* BEGIN Excerpted records *

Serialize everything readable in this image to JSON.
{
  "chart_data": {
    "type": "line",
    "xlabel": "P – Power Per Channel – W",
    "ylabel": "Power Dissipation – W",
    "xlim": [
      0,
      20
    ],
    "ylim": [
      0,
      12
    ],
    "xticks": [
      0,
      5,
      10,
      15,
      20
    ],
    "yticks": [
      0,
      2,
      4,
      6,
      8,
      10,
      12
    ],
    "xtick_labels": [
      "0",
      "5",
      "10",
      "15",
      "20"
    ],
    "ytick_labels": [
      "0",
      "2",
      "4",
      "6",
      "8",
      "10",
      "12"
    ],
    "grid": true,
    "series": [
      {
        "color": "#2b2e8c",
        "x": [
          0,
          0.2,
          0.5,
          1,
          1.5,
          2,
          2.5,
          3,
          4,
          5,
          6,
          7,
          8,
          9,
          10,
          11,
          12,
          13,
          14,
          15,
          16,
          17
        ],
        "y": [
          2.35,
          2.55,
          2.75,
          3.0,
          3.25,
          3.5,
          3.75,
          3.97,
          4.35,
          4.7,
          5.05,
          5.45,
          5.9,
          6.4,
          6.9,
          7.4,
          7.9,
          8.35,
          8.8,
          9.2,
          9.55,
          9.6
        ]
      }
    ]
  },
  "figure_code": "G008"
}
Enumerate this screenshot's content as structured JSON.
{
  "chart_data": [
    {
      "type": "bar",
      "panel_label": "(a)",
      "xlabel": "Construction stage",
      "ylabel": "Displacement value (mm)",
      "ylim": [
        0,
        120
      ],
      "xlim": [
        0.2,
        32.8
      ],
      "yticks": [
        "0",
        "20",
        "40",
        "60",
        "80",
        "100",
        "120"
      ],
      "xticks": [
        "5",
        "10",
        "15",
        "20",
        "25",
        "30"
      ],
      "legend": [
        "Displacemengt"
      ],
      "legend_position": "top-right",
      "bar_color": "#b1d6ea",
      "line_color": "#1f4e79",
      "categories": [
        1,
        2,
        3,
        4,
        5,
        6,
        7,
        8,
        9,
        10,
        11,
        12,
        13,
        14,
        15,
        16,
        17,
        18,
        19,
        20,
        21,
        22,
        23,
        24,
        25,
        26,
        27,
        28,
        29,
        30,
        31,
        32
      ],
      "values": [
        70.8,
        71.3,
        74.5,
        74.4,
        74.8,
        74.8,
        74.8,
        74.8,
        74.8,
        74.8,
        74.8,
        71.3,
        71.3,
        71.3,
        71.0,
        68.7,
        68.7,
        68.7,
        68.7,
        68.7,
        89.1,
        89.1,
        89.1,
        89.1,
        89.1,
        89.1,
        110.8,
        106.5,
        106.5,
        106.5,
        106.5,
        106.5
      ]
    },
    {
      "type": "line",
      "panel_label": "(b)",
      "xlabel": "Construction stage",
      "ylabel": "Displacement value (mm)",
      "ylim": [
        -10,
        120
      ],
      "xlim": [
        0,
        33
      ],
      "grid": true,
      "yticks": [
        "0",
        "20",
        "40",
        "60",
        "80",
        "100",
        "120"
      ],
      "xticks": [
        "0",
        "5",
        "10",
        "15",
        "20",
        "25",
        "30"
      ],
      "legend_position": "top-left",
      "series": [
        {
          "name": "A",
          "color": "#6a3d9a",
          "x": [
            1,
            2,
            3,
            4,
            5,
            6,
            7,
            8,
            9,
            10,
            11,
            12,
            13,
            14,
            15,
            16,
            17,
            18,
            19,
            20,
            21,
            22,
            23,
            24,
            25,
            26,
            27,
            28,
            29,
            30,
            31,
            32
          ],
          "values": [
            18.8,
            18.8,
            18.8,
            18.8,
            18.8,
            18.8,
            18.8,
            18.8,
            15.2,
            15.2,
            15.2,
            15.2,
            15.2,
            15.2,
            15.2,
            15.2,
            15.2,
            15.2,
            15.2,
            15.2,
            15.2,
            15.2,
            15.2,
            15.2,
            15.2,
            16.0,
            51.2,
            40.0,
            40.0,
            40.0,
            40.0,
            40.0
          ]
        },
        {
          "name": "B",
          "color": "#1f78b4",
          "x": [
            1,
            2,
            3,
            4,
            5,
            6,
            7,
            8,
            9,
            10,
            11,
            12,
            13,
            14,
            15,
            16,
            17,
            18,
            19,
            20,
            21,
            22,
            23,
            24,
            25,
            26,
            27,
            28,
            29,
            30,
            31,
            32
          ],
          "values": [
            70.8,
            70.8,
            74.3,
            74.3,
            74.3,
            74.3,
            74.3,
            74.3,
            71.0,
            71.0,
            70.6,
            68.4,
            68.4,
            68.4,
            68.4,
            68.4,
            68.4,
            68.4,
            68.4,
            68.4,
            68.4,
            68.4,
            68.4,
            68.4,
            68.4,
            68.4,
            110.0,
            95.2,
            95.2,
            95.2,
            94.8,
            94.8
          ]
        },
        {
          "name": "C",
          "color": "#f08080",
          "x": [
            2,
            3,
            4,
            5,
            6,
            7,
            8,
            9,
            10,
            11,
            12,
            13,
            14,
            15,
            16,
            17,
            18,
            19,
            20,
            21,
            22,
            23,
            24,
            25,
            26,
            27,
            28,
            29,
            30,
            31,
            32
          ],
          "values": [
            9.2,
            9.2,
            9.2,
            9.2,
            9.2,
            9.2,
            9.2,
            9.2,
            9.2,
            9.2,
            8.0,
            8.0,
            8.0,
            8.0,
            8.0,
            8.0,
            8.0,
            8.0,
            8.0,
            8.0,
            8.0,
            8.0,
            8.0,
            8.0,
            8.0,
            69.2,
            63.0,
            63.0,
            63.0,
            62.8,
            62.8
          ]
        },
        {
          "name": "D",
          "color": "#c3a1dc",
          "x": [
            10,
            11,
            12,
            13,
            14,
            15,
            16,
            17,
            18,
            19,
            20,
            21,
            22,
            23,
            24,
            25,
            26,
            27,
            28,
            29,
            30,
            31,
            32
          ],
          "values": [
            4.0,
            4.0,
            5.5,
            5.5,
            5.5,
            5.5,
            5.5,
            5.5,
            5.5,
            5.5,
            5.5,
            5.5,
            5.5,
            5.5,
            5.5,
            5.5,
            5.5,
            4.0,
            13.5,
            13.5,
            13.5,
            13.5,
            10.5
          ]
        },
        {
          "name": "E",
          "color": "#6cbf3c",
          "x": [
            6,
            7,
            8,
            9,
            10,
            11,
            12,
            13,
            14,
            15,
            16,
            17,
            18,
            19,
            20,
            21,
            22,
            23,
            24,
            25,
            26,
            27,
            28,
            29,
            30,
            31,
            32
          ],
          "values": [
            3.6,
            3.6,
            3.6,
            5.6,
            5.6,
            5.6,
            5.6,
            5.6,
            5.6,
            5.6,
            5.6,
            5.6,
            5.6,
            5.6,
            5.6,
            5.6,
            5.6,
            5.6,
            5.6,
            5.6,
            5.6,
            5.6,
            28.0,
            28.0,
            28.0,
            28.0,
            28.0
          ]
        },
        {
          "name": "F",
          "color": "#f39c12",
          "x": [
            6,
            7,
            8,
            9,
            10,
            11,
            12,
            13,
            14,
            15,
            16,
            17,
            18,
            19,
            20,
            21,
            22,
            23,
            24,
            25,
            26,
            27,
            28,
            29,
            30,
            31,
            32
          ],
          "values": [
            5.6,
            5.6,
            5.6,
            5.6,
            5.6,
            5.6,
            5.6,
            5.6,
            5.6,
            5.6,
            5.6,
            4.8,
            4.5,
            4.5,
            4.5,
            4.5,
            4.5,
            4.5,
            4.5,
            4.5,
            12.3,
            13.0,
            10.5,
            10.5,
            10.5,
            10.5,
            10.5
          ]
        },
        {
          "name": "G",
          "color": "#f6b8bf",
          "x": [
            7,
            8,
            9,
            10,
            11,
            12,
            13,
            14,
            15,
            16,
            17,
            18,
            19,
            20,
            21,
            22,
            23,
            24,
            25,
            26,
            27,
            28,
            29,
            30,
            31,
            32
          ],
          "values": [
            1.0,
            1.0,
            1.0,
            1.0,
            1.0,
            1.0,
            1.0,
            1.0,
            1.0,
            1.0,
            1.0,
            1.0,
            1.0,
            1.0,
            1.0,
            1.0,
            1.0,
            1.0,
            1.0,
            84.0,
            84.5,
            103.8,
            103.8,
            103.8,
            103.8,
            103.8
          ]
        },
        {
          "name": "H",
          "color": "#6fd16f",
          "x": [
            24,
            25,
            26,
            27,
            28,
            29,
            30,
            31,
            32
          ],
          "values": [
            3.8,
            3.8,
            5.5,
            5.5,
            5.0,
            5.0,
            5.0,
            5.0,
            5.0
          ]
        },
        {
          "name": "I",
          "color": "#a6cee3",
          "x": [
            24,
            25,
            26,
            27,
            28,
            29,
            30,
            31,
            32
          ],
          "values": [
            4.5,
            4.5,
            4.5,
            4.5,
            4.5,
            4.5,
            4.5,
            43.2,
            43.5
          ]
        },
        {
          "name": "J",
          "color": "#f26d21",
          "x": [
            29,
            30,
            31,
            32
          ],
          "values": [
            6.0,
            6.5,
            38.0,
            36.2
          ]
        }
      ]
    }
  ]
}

* END Excerpted records *

• Given request
Gather and return every line that holds the string "JSON".

• Output below
Serialize everything readable in this image to JSON.
Enumerate this screenshot's content as structured JSON.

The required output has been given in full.